[WHAT THE TASK ASKS] Among the lines of these entries, how many hold the word "that"? State only the number.

--- begin STORED RECORDS ---

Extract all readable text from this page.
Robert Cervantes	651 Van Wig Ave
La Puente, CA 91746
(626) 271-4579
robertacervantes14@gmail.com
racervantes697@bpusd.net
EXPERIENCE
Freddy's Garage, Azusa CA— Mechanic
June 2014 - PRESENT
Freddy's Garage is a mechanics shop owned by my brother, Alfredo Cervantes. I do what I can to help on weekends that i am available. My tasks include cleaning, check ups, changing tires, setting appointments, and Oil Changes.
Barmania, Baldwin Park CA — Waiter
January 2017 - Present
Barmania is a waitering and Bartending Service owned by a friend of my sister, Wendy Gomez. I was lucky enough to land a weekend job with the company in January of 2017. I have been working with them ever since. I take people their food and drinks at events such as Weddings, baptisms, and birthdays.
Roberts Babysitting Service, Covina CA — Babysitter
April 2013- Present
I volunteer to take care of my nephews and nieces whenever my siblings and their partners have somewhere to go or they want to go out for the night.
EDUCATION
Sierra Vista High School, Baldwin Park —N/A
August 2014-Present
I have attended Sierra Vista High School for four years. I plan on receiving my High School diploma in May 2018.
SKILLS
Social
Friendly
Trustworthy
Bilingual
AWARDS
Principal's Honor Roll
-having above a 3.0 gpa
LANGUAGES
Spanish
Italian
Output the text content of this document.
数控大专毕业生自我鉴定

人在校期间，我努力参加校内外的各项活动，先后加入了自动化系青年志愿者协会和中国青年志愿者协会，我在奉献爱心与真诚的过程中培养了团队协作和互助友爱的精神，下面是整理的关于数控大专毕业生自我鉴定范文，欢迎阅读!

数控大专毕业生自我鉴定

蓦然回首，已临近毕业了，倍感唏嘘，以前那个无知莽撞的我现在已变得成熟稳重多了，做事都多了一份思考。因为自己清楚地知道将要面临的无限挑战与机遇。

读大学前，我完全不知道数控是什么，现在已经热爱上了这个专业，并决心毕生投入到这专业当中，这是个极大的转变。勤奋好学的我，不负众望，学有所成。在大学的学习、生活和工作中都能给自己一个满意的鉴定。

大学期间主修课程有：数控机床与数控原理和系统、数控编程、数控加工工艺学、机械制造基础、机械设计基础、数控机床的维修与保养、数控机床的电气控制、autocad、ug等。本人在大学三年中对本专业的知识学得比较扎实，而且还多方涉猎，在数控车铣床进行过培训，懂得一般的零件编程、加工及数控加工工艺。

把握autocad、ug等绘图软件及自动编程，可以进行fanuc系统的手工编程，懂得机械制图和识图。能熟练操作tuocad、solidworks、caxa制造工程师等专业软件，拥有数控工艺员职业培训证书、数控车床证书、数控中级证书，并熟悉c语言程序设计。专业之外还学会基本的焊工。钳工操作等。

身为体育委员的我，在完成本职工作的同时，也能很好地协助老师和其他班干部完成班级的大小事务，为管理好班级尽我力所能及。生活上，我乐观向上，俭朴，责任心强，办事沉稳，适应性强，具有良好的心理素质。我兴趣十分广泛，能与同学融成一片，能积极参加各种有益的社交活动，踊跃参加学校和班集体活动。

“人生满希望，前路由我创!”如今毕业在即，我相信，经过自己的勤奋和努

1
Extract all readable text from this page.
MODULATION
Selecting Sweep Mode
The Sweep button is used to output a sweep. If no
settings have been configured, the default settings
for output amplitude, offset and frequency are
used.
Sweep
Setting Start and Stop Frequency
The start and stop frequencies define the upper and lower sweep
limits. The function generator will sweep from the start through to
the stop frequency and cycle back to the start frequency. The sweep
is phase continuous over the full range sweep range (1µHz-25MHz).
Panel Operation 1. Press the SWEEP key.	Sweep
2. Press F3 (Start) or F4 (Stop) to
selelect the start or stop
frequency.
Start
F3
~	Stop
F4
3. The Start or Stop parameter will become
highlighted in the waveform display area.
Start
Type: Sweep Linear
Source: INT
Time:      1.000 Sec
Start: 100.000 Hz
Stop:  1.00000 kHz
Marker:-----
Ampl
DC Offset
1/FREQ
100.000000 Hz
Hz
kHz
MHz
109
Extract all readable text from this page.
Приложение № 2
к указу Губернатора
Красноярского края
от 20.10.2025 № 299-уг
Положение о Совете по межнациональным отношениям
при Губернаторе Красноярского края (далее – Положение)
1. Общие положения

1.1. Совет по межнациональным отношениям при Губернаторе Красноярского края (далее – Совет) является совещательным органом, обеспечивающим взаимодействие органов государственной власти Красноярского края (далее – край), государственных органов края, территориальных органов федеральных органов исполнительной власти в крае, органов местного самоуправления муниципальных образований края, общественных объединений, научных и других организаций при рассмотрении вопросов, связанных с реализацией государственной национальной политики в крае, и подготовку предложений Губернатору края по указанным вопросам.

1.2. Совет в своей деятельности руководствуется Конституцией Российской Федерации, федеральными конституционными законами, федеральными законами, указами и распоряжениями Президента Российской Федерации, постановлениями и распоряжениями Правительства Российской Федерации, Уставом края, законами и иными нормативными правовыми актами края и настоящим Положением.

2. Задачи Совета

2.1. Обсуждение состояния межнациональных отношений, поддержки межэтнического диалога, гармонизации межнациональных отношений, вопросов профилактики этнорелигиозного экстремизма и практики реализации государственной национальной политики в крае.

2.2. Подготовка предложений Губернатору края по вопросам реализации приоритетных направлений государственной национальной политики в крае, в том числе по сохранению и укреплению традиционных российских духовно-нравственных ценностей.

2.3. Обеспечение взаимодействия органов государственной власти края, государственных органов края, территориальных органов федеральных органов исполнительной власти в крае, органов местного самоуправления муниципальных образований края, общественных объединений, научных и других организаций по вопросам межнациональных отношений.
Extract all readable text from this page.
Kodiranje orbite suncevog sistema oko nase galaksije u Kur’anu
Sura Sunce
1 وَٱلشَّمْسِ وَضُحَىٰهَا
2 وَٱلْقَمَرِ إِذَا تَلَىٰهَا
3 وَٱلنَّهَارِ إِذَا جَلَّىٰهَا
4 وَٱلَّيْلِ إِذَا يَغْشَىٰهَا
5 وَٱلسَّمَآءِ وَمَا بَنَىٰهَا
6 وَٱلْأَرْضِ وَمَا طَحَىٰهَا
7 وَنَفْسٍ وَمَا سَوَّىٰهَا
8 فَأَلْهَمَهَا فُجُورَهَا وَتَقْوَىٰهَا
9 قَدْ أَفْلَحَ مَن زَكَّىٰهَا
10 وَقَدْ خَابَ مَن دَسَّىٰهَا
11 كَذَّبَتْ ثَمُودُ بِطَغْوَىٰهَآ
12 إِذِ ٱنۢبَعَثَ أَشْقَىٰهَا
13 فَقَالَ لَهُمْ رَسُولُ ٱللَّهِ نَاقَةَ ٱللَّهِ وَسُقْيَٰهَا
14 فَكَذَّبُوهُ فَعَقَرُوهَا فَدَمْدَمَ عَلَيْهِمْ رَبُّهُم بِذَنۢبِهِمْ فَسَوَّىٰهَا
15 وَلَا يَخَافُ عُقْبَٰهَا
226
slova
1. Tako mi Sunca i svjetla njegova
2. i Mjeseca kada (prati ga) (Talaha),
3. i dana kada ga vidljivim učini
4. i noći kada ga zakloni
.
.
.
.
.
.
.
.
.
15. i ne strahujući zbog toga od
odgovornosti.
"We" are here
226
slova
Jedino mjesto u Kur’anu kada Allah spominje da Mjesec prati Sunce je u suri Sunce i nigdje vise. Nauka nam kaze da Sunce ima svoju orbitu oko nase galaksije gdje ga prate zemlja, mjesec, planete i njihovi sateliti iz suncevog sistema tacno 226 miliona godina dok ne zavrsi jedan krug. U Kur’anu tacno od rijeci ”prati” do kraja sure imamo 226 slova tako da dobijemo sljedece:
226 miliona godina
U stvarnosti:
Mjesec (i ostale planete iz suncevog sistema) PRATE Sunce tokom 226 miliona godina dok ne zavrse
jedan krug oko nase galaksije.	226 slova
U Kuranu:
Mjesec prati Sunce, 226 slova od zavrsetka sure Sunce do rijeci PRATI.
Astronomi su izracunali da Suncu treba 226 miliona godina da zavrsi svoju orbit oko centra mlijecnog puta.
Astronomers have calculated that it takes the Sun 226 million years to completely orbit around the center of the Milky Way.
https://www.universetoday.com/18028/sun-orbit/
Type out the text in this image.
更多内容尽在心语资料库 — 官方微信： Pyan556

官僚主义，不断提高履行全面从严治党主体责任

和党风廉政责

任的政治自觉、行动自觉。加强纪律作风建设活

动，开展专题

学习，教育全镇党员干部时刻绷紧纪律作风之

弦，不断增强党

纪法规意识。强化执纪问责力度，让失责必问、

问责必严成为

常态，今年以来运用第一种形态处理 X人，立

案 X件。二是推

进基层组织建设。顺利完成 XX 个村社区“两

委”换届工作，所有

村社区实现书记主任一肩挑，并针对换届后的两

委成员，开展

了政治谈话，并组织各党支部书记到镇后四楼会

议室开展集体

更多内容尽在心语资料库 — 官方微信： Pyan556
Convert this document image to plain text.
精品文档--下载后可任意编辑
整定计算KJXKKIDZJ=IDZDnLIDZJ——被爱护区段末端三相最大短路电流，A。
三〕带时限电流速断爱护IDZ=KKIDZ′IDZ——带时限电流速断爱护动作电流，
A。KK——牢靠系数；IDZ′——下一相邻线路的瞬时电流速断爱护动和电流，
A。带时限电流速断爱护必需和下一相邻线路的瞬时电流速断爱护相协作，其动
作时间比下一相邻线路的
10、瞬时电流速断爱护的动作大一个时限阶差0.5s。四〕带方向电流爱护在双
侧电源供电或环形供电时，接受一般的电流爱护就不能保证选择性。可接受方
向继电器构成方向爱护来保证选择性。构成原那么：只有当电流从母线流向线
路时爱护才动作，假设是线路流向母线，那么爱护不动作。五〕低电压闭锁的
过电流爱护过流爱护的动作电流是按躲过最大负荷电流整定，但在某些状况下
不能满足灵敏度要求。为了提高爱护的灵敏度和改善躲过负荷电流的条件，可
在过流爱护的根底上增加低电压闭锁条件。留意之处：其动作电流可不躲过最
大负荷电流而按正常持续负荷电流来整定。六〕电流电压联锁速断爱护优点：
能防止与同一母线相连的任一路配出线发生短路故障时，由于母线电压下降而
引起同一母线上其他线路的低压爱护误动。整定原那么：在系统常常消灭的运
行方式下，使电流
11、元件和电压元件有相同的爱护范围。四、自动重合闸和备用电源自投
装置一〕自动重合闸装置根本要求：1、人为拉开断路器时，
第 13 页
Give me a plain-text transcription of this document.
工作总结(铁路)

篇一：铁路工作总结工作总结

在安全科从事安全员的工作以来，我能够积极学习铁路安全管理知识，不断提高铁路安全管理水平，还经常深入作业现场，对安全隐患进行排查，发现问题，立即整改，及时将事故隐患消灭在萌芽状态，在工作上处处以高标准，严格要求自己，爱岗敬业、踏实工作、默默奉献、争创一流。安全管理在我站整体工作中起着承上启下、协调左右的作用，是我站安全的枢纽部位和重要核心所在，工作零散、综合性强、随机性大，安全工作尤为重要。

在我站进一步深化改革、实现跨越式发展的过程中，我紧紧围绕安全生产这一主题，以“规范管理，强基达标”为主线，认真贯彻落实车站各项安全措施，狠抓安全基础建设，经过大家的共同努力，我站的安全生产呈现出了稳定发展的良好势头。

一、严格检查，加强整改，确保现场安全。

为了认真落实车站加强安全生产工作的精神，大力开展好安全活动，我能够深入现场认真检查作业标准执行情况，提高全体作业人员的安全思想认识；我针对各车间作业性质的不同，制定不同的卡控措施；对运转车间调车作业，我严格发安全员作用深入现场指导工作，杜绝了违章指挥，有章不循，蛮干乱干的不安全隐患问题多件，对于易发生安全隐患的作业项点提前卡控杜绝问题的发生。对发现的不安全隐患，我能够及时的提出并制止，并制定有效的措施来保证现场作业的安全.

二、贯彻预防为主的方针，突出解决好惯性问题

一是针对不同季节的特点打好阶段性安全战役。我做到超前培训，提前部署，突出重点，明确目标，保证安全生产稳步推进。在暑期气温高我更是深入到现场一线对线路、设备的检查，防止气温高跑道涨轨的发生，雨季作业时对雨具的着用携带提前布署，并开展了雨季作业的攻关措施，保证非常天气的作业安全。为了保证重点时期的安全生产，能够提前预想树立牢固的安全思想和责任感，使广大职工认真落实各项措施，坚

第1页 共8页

--- end STORED RECORDS ---

[OUTPUT OF THE TASK] 2